Data listing
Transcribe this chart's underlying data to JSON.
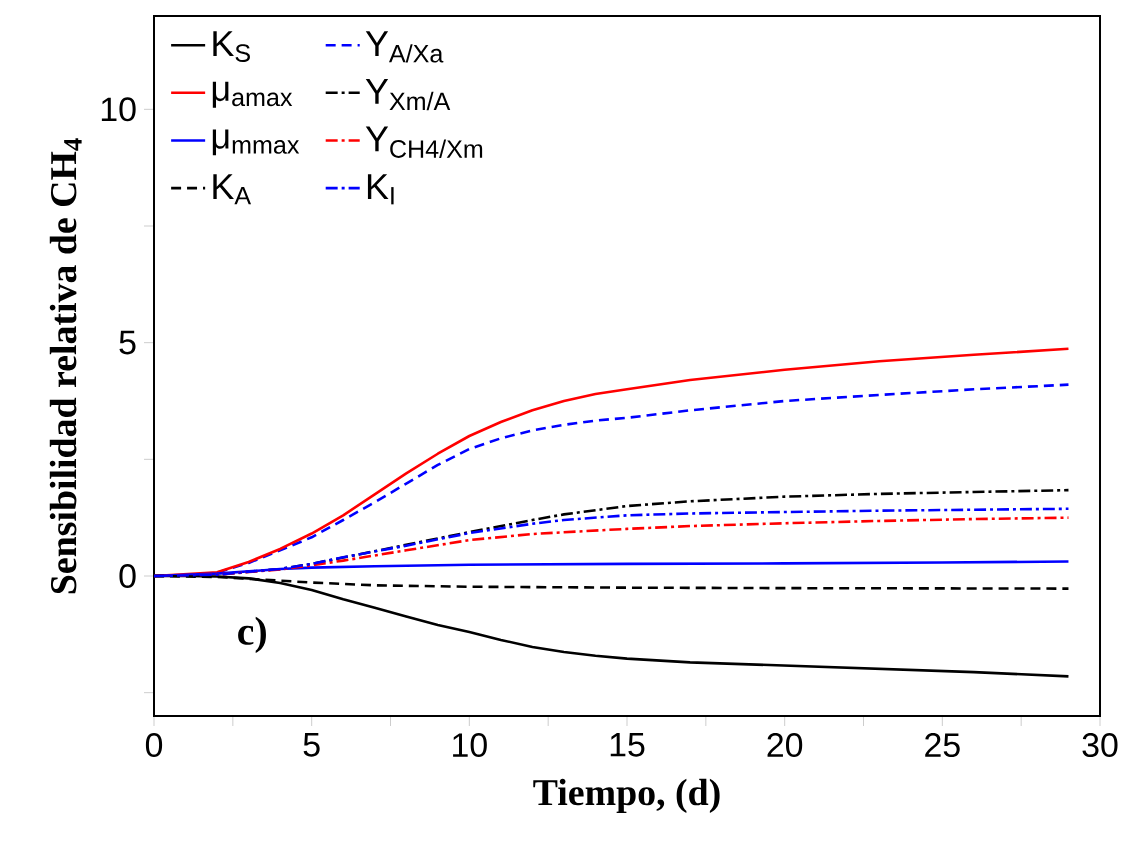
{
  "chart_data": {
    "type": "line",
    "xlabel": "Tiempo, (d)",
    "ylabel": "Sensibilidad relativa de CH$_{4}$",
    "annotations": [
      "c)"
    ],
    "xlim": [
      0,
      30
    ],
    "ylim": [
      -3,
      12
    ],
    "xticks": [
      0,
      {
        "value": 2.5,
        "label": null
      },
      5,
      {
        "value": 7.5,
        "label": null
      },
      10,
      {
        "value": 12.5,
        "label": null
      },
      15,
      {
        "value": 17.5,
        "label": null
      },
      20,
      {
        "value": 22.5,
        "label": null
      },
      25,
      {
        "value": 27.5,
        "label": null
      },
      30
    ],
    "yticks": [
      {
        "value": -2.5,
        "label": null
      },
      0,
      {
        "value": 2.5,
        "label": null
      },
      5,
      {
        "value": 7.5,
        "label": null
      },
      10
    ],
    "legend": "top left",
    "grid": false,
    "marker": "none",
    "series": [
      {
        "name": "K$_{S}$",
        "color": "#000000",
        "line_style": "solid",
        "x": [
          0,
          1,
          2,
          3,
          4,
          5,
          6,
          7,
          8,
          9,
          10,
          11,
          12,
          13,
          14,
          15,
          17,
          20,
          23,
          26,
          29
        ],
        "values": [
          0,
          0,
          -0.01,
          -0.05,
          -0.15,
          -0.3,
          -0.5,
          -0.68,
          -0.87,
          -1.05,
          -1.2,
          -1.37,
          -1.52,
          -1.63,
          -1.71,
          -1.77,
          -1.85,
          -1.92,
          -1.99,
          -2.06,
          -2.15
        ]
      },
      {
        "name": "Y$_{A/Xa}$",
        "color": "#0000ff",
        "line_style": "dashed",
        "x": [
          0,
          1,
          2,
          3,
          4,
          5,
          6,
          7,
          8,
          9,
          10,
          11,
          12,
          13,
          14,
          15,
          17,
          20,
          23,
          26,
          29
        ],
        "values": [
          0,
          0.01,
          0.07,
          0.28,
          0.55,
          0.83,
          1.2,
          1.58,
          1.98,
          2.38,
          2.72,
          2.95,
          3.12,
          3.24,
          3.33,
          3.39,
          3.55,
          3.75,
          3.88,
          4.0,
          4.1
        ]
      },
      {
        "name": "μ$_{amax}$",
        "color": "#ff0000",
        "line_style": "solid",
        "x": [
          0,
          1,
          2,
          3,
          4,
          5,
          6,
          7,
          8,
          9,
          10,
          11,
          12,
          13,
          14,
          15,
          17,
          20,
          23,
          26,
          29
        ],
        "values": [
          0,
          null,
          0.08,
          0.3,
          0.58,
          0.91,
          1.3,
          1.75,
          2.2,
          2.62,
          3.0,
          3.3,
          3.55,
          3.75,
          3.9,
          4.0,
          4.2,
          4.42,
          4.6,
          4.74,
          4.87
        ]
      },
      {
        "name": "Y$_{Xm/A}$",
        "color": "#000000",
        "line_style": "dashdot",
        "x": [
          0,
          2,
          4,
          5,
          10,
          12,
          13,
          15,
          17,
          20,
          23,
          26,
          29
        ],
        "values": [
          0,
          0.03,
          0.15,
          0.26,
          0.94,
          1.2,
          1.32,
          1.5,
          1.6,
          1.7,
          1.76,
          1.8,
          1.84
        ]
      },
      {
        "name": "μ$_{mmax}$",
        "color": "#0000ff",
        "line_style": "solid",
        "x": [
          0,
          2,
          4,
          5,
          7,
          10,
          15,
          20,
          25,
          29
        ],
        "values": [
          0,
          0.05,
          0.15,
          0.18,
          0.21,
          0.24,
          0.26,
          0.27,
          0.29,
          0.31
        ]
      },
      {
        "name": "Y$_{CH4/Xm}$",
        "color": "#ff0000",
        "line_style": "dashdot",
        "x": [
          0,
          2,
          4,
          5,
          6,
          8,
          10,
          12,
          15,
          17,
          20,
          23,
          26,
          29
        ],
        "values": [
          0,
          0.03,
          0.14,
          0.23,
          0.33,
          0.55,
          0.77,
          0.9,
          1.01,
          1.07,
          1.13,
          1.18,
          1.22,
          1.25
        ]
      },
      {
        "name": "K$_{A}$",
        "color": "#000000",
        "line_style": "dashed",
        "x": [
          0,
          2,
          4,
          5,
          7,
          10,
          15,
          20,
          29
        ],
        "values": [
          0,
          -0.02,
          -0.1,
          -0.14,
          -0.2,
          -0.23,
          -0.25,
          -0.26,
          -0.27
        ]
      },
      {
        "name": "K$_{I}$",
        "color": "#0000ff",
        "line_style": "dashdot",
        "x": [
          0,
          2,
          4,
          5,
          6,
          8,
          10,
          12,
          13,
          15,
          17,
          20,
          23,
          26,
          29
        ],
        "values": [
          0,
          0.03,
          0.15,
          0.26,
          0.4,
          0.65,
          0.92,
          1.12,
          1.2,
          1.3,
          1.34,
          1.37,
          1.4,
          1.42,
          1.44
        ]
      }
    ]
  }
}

» **Instruction**
Copy each line of the records precisely and drop any images they hold.

» **Answer to this problem**
Transcribe this chart's underlying data to JSON.
{
  "chart_data": {
    "type": "line",
    "xlabel": "Tiempo, (d)",
    "ylabel": "Sensibilidad relativa de CH$_{4}$",
    "annotations": [
      "c)"
    ],
    "xlim": [
      0,
      30
    ],
    "ylim": [
      -3,
      12
    ],
    "xticks": [
      0,
      {
        "value": 2.5,
        "label": null
      },
      5,
      {
        "value": 7.5,
        "label": null
      },
      10,
      {
        "value": 12.5,
        "label": null
      },
      15,
      {
        "value": 17.5,
        "label": null
      },
      20,
      {
        "value": 22.5,
        "label": null
      },
      25,
      {
        "value": 27.5,
        "label": null
      },
      30
    ],
    "yticks": [
      {
        "value": -2.5,
        "label": null
      },
      0,
      {
        "value": 2.5,
        "label": null
      },
      5,
      {
        "value": 7.5,
        "label": null
      },
      10
    ],
    "legend": "top left",
    "grid": false,
    "marker": "none",
    "series": [
      {
        "name": "K$_{S}$",
        "color": "#000000",
        "line_style": "solid",
        "x": [
          0,
          1,
          2,
          3,
          4,
          5,
          6,
          7,
          8,
          9,
          10,
          11,
          12,
          13,
          14,
          15,
          17,
          20,
          23,
          26,
          29
        ],
        "values": [
          0,
          0,
          -0.01,
          -0.05,
          -0.15,
          -0.3,
          -0.5,
          -0.68,
          -0.87,
          -1.05,
          -1.2,
          -1.37,
          -1.52,
          -1.63,
          -1.71,
          -1.77,
          -1.85,
          -1.92,
          -1.99,
          -2.06,
          -2.15
        ]
      },
      {
        "name": "Y$_{A/Xa}$",
        "color": "#0000ff",
        "line_style": "dashed",
        "x": [
          0,
          1,
          2,
          3,
          4,
          5,
          6,
          7,
          8,
          9,
          10,
          11,
          12,
          13,
          14,
          15,
          17,
          20,
          23,
          26,
          29
        ],
        "values": [
          0,
          0.01,
          0.07,
          0.28,
          0.55,
          0.83,
          1.2,
          1.58,
          1.98,
          2.38,
          2.72,
          2.95,
          3.12,
          3.24,
          3.33,
          3.39,
          3.55,
          3.75,
          3.88,
          4.0,
          4.1
        ]
      },
      {
        "name": "μ$_{amax}$",
        "color": "#ff0000",
        "line_style": "solid",
        "x": [
          0,
          1,
          2,
          3,
          4,
          5,
          6,
          7,
          8,
          9,
          10,
          11,
          12,
          13,
          14,
          15,
          17,
          20,
          23,
          26,
          29
        ],
        "values": [
          0,
          null,
          0.08,
          0.3,
          0.58,
          0.91,
          1.3,
          1.75,
          2.2,
          2.62,
          3.0,
          3.3,
          3.55,
          3.75,
          3.9,
          4.0,
          4.2,
          4.42,
          4.6,
          4.74,
          4.87
        ]
      },
      {
        "name": "Y$_{Xm/A}$",
        "color": "#000000",
        "line_style": "dashdot",
        "x": [
          0,
          2,
          4,
          5,
          10,
          12,
          13,
          15,
          17,
          20,
          23,
          26,
          29
        ],
        "values": [
          0,
          0.03,
          0.15,
          0.26,
          0.94,
          1.2,
          1.32,
          1.5,
          1.6,
          1.7,
          1.76,
          1.8,
          1.84
        ]
      },
      {
        "name": "μ$_{mmax}$",
        "color": "#0000ff",
        "line_style": "solid",
        "x": [
          0,
          2,
          4,
          5,
          7,
          10,
          15,
          20,
          25,
          29
        ],
        "values": [
          0,
          0.05,
          0.15,
          0.18,
          0.21,
          0.24,
          0.26,
          0.27,
          0.29,
          0.31
        ]
      },
      {
        "name": "Y$_{CH4/Xm}$",
        "color": "#ff0000",
        "line_style": "dashdot",
        "x": [
          0,
          2,
          4,
          5,
          6,
          8,
          10,
          12,
          15,
          17,
          20,
          23,
          26,
          29
        ],
        "values": [
          0,
          0.03,
          0.14,
          0.23,
          0.33,
          0.55,
          0.77,
          0.9,
          1.01,
          1.07,
          1.13,
          1.18,
          1.22,
          1.25
        ]
      },
      {
        "name": "K$_{A}$",
        "color": "#000000",
        "line_style": "dashed",
        "x": [
          0,
          2,
          4,
          5,
          7,
          10,
          15,
          20,
          29
        ],
        "values": [
          0,
          -0.02,
          -0.1,
          -0.14,
          -0.2,
          -0.23,
          -0.25,
          -0.26,
          -0.27
        ]
      },
      {
        "name": "K$_{I}$",
        "color": "#0000ff",
        "line_style": "dashdot",
        "x": [
          0,
          2,
          4,
          5,
          6,
          8,
          10,
          12,
          13,
          15,
          17,
          20,
          23,
          26,
          29
        ],
        "values": [
          0,
          0.03,
          0.15,
          0.26,
          0.4,
          0.65,
          0.92,
          1.12,
          1.2,
          1.3,
          1.34,
          1.37,
          1.4,
          1.42,
          1.44
        ]
      }
    ]
  }
}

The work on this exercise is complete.